-------- Selection
The primary recipient of SPE-related investment flows in 2015 was
Luxembourg. Flows to SPEs located in Luxembourg were associated with
funds financing investments in the United States. This was especially
apparent in the first quarter of the year, when SPE inflows rose to
US$129 billion.
SPE outflows in the same quarter reached US$155 billion, which in
turn was reflected in data from the United States, where inward FDI
from Luxembourg topped US$153 billion (77% of total inflows).
"After surging for three quarters, more than tripling their 2014
levels for the same period, SPE inflows turned negative in the last
three months of the year, recording a net divestment of roughly US$115
billion, as SPEs in the country paid down intra-company loans to the
tune of US$207 billion."
According to the report, after registering a sharp decline in 2014,
SPE-related inflows in the Netherlands initially showed signs of a
rebound in 2015, rising from US$2 billion in the first quarter to
US$148 billion in the third quarter (their highest quarterly level
since 2007 Q3).
----------------
-------- Entries supplied
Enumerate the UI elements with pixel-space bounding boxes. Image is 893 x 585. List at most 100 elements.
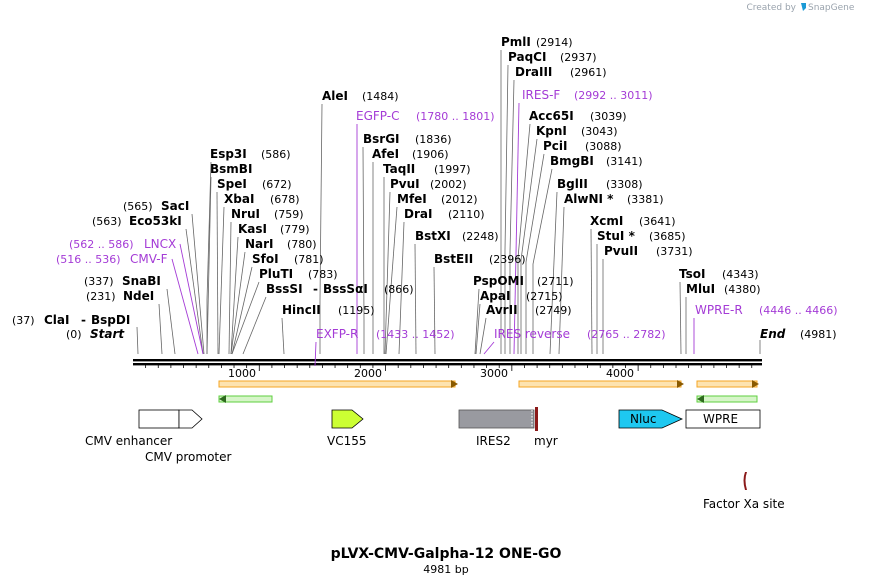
site-paqci[interactable]: PaqCI — [508, 50, 546, 64]
orf-bar-3[interactable] — [696, 380, 758, 388]
site-spei[interactable]: SpeI — [217, 177, 247, 191]
primer-ires-reverse[interactable]: IRES reverse — [494, 327, 570, 341]
site-pvui[interactable]: PvuI — [390, 177, 420, 191]
svg-text:(1780 .. 1801): (1780 .. 1801) — [416, 110, 495, 123]
site-draiii[interactable]: DraIII — [515, 65, 552, 79]
svg-text:(780): (780) — [287, 238, 317, 251]
axis-ticks — [145, 365, 753, 371]
primer-egfp-c[interactable]: EGFP-C — [356, 109, 399, 123]
primer-labels: IRES-F (2992 .. 3011) EGFP-C (1780 .. 18… — [56, 88, 838, 341]
site-bglii[interactable]: BglII — [557, 177, 588, 191]
orf-bar-1[interactable] — [218, 380, 456, 388]
svg-text:(781): (781) — [294, 253, 324, 266]
site-esp3i[interactable]: Esp3I — [210, 147, 247, 161]
feature-myr[interactable] — [535, 407, 538, 431]
site-stui[interactable]: StuI * — [597, 229, 636, 243]
site-ndei[interactable]: NdeI — [123, 289, 154, 303]
svg-text:(2110): (2110) — [448, 208, 485, 221]
svg-text:(2715): (2715) — [526, 290, 563, 303]
site-bsssai[interactable]: BssSαI — [323, 282, 368, 296]
primer-lead-lines — [171, 102, 695, 367]
svg-text:(678): (678) — [270, 193, 300, 206]
orf-arrow-3 — [752, 380, 759, 388]
site-taqii[interactable]: TaqII — [383, 162, 415, 176]
reverse-arrow-2 — [697, 395, 704, 403]
site-pspomi[interactable]: PspOMI — [473, 274, 524, 288]
svg-text:(4446 .. 4466): (4446 .. 4466) — [759, 304, 838, 317]
feature-cmv-promoter[interactable] — [178, 409, 203, 429]
site-eco53ki[interactable]: Eco53kI — [129, 214, 182, 228]
svg-text:(2248): (2248) — [462, 230, 499, 243]
feature-wpre[interactable] — [685, 409, 761, 429]
svg-text:(2396): (2396) — [489, 253, 526, 266]
site-alwni[interactable]: AlwNI * — [564, 192, 614, 206]
site-kpni[interactable]: KpnI — [536, 124, 567, 138]
end-pos: (4981) — [800, 328, 837, 341]
site-drai[interactable]: DraI — [404, 207, 432, 221]
site-apai[interactable]: ApaI — [480, 289, 510, 303]
primer-cmv-f[interactable]: CMV-F — [130, 252, 168, 266]
end-label: End — [760, 327, 786, 341]
svg-text:(562 .. 586): (562 .. 586) — [69, 238, 134, 251]
site-nari[interactable]: NarI — [245, 237, 274, 251]
primer-ires-f[interactable]: IRES-F — [522, 88, 560, 102]
svg-text:(586): (586) — [261, 148, 291, 161]
primer-exfp-r[interactable]: EXFP-R — [316, 327, 358, 341]
site-sfoi[interactable]: SfoI — [252, 252, 279, 266]
primer-lncx[interactable]: LNCX — [144, 237, 176, 251]
feature-label-vc155: VC155 — [327, 434, 367, 448]
site-afei[interactable]: AfeI — [372, 147, 399, 161]
site-clai[interactable]: ClaI — [44, 313, 69, 327]
site-nrui[interactable]: NruI — [231, 207, 260, 221]
site-labels: PmlI (2914) PaqCI (2937) DraIII (2961) A… — [12, 35, 761, 327]
site-pmli[interactable]: PmlI — [501, 35, 531, 49]
site-tsoi[interactable]: TsoI — [679, 267, 705, 281]
site-mlui[interactable]: MluI — [686, 282, 715, 296]
orf-bars — [218, 380, 759, 388]
site-bmgbi[interactable]: BmgBI — [550, 154, 594, 168]
snapgene-logo-icon — [801, 3, 806, 11]
site-saci[interactable]: SacI — [161, 199, 189, 213]
site-pluti[interactable]: PluTI — [259, 267, 293, 281]
feature-nluc[interactable] — [618, 409, 683, 429]
site-xbai[interactable]: XbaI — [224, 192, 254, 206]
site-pvuii[interactable]: PvuII — [604, 244, 638, 258]
backbone-bottom — [133, 363, 762, 366]
site-bsmbi[interactable]: BsmBI — [210, 162, 252, 176]
feature-label-factor-xa-site: Factor Xa site — [703, 497, 785, 511]
svg-text:(2765 .. 2782): (2765 .. 2782) — [587, 328, 666, 341]
reverse-arrow-1 — [219, 395, 226, 403]
orf-bar-2[interactable] — [518, 380, 682, 388]
site-hincii[interactable]: HincII — [282, 303, 321, 317]
site-bstxi[interactable]: BstXI — [415, 229, 451, 243]
site-bsteii[interactable]: BstEII — [434, 252, 473, 266]
feature-factor-xa-site[interactable] — [743, 472, 748, 490]
feature-label-cmv-promoter: CMV promoter — [145, 450, 232, 464]
primer-wpre-r[interactable]: WPRE-R — [695, 303, 743, 317]
svg-text:(1433 .. 1452): (1433 .. 1452) — [376, 328, 455, 341]
site-avrii[interactable]: AvrII — [486, 303, 518, 317]
reverse-bar-1[interactable] — [218, 395, 273, 403]
svg-text:(231): (231) — [86, 290, 116, 303]
site-bsrgi[interactable]: BsrGI — [363, 132, 400, 146]
feature-ires2[interactable] — [458, 409, 535, 429]
site-kasi[interactable]: KasI — [238, 222, 267, 236]
site-pcii[interactable]: PciI — [543, 139, 568, 153]
site-xcmi[interactable]: XcmI — [590, 214, 623, 228]
feature-cmv-enhancer[interactable] — [138, 409, 180, 429]
site-bspdi[interactable]: BspDI — [91, 313, 130, 327]
svg-text:(2961): (2961) — [570, 66, 607, 79]
map-length: 4981 bp — [423, 563, 468, 576]
site-snabi[interactable]: SnaBI — [122, 274, 161, 288]
reverse-primer-bars — [218, 395, 758, 403]
backbone-top — [133, 359, 762, 362]
site-bsssi[interactable]: BssSI — [266, 282, 303, 296]
site-alei[interactable]: AleI — [322, 89, 348, 103]
feature-vc155[interactable] — [331, 409, 364, 429]
site-mfei[interactable]: MfeI — [397, 192, 427, 206]
svg-text:(2711): (2711) — [537, 275, 574, 288]
tick-label-2000: 2000 — [354, 367, 382, 380]
tick-label-3000: 3000 — [480, 367, 508, 380]
reverse-bar-2[interactable] — [696, 395, 758, 403]
site-acc65i[interactable]: Acc65I — [529, 109, 574, 123]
----------------
→ **To-do list**:
[A] List every US dollar amount that appears in the passage on SPE investment flows.
[B] Reproduce word for word the part of the passage on SPE investment flows starting with "According to the" and going on through "since 2007 Q3).".

→ **The solutions**:
[A]
US$129 billion
US$155 billion
US$153 billion
US$115 billion
US$207 billion
US$2 billion
US$148 billion

[B]
According to the report, after registering a sharp decline in 2014,
SPE-related inflows in the Netherlands initially showed signs of a
rebound in 2015, rising from US$2 billion in the first quarter to
US$148 billion in the third quarter (their highest quarterly level
since 2007 Q3).